▸ **Text section**
⟨

The following is a blog from May of 2008. After reading it (re-reading for the most loyal of readers), you might just be able to see why coaches weren’t so enthused with their governing organization. The fact the NCAA would lose so much of its clout is something that, 40 years ago, would have been deemed unfathomable. Those of us in the business always thought college athletics (especially football and men’s basketball) were extremely popular but I can’t think of anyone who predicted how much money would be generated. The NCAA must not have believed the old adage: “Pigs get fat; hogs get slaughtered.”
The National Collegiate Athletics Association (NCAA) is an absolute necessity. There must be a governing body for intercollegiate athletics. That being said, it can be viewed, not as a necessary evil, but as necessary and evil. My interaction with this colossal organization dates back to 1972 when I took the job of graduate assistant basketball coach at the University of Vermont. Back then, many folks closely associated with the NCAA saw it as pure evil.
There are so many personal stories, even for someone so far on the outside, that my comments will probably be spread over at least a couple blogs. “Back in the day,” as the current terminology goes, the NCAA was, if not the most arrogant organization in the country, certainly one that was annually in the finals for the award. They’d win every case against them (caused by many of their unfair and archaic rules) with the same absurd logic, “The NCAA is a voluntary organization. You choose to become a member and may leave it at any time,” as if there was a major university in the country that was about to hold a press conference and say, “We have an announcement to make; as of today, our institution is applying for membership in the National Association of Intercollegiate Athletics (NAIA).”
It was a monopoly in the truest of sense of the word. Through the years, and with a change in leadership, i.e. when “The Great and Powerful” Walter Byers finally retired, it became, if not “a kinder and gentler NCAA” that some people (mainly those at the NCAA) would like the giant to be thought of, but as a group that makes rules and rulings with more compassion and, in some cases, on an individual basis.
However, the worst idea (aka public relations gimmick) someone thought up is that of “graduation rates and APR” (Academic Progress Rate). This is intended to come off as, “Although we have bright, caring and talented student-athletes in nearly all our sports, certain sports, (namely, those that produce all of our revenue), have not emphasized the ’student’ half of the term we use for their participants. This is very disturbing to us (although not nearly as disturbing as if CBS had not signed off on the $6 billion – with a ‘b‘ – contract for the rights to men’s basketball) and we plan to take immediate steps to … get our fans to think we really care that such a small percentage of the individuals representing these sports actually leave school with a degree (which everyone would like to think is the reason these young, unbelievably gifted, physical specimens enroll in college for in the first place).”

⟩

▸ **Tasks for this exercise**
a) Decide whether each statement below agrees with the NCAA blog post, answering yes or no and quoting the words that settle it: (i) The writer's dealings with the NCAA began in 1972 with a graduate assistant basketball coaching job at the University of Vermont. (ii) The writer holds that intercollegiate athletics can do without a governing body. (iii) The CBS contract for the rights to men's basketball is given as $6 million.
b) Extend the NCAA blog post, starting right after its final sentence.

▸ **Source data**
⟨

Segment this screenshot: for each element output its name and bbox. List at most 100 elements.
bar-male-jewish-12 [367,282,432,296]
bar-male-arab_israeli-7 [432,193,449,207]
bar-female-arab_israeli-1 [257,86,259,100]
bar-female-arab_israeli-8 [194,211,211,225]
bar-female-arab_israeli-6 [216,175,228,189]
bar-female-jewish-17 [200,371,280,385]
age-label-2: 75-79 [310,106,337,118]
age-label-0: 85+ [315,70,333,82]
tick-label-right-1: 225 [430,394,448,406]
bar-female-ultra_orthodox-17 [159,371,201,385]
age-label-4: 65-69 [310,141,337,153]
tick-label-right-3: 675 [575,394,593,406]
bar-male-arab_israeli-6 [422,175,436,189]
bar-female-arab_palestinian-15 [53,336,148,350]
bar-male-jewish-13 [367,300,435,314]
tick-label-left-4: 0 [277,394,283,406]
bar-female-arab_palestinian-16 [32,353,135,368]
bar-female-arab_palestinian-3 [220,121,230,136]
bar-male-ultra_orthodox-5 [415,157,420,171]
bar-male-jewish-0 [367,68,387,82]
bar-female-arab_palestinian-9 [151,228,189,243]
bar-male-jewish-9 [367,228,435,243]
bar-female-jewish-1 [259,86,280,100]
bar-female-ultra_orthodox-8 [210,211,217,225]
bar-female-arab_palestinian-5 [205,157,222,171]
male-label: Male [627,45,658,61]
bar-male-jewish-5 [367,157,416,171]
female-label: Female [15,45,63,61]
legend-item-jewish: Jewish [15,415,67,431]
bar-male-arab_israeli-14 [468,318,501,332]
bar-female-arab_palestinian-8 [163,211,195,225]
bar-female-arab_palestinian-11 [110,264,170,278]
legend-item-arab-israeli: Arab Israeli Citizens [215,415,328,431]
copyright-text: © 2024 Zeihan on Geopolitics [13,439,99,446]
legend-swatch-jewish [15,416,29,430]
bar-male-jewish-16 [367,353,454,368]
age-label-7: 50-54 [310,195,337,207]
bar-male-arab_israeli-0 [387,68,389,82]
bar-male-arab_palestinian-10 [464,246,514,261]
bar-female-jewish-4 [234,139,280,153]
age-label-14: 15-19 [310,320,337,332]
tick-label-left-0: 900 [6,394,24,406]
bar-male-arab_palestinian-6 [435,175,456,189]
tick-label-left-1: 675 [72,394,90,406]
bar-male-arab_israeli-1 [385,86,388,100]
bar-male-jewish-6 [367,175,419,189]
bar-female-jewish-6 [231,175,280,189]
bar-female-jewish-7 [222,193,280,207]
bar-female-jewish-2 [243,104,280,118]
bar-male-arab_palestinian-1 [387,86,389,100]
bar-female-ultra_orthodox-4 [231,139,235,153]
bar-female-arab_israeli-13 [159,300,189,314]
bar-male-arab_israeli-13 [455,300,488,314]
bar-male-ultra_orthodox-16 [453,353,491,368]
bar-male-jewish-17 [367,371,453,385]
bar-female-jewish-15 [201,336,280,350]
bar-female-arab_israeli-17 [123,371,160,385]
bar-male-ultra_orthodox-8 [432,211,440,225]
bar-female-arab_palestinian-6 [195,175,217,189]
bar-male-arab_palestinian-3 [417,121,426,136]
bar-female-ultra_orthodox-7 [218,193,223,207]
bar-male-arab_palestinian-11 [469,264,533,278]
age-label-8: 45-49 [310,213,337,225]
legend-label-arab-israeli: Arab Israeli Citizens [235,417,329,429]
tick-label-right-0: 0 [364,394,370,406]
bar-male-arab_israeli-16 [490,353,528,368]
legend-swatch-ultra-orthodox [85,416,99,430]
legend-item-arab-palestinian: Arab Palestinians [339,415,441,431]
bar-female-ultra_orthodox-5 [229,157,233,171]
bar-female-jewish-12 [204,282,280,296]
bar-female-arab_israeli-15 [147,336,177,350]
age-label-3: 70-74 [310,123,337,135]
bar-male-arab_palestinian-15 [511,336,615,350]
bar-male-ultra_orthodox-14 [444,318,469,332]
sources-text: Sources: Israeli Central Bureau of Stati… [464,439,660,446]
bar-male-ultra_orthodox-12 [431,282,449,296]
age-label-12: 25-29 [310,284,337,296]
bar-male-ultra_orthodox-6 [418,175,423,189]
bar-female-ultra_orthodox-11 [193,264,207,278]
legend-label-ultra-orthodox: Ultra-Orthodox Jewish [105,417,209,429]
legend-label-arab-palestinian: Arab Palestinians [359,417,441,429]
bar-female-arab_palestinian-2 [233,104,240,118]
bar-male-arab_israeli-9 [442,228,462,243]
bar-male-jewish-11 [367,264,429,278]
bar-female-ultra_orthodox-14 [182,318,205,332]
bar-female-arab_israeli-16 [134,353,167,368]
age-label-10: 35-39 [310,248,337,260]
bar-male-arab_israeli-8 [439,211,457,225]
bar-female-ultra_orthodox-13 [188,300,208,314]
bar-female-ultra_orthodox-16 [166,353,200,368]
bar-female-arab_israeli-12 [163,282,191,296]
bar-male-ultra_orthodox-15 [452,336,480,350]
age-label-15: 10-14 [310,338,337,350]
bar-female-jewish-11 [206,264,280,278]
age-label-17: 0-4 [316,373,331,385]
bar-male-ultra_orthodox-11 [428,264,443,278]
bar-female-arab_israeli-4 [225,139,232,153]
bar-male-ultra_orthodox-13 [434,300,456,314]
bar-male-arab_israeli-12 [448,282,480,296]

⟩

▸ **In response**
a)
(i) Yes: "My interaction with this colossal organization dates back to 1972 when I took the job of graduate assistant basketball coach at the University of Vermont."
(ii) No: "There must be a governing body for intercollegiate athletics."
(iii) No: "the $6 billion – with a ‘b‘ – contract for the rights to men’s basketball"

b)
The major problem is the paradigm itself. Certainly, a college degree is the ultimate goal of a college student (unless another opportunity to improve the student’s station in life becomes a possibility, e.g. leaving school early (maybe even after only one year) because he can earns millions doing what he always dreamed of doing or someone like Bill Gates who dropped out of college but still managed to carve out a good living for himself and his loved ones – even if his loved ones number in the billions – with a “b”). The cross-section of colleges throughout the nation have very different, and sometimes diametrically opposed missions. A one-size-fits-all policy is simply unjust.
Examples are Stanford, Duke and the Ivies whose mission is to educate the “classes,” as opposed to, among others, state universities whose mission is to educate the “masses.” The former do their weeding out process on the front end whereas a school like one of my former coaching stops, the University of Toledo, has the admirable policy (or did when I was there from 1987-91) of admitting any child, as long as that student had graduated from an accredited high school in the state of Ohio. There is a need and a place for both types of institutions of higher learning, as well as all those in between. To say their APR’s should be calculated the same way is to say wrestling shouldn’t have different weight divisions for its competitors. Too bad if you weigh 106, your next opponent weighs 350, and if you lose, you’re out (probably cold).
Many people feel athletes should graduate at a higher rate. After all, they contend, they’re on scholarship (the ones mainly being discussed in this blog anyway) and have no monetary problems. Plus, they get all that academic assistance, including the advantage of preferential registration, individual and group tutors, access to computer labs, etc. while the “average” students may have to work part-time jobs to make ends meet and eat and study when they can squeeze it in. This is all true, but consider that the athlete is also “working” for that scholarship and the amount and intensity of the time and work they exert in most cases far exceeds any part-time job in the community. Then, there’s additional pressure (which, granted, the athletes can turn in their favor) that student-athletes are forced to handle, such as being placed in gut-wrenching situations, dealing with the media and having to adjust to inconvenient travel schedules.
Title IX is based on the female population at the school. It would be absurd, for example, to require West Point to spend equal amounts of dollars on its male and female athletes. Instead, the law states the number of scholarship athletes has to be within five percent of the student body (it may have changed to three percent, I’ve admittedly been away from the college scene for several years). So, if a school has a student-body enrollment of 55% women, it has to have a minimum of fifty percent of its athletes be female.
That is how graduation rates should be calculated for all universities. The particular sport should be within (use an arbitrary number, say) five percent of the graduation rate of that university. To reward Stanford for graduating 85% of its athletes in a sport when the overall graduation rate on the Farm might be 95% (numbers are arbitrary and not based on research, just used to make a point) is simply, if not morally, wrong – just as its wrong to penalize a school that graduates 67% of its athletes when the school’s overall graduation rates for its student body is 55%. In a fair and just society, the rewards and penalties would be reversed.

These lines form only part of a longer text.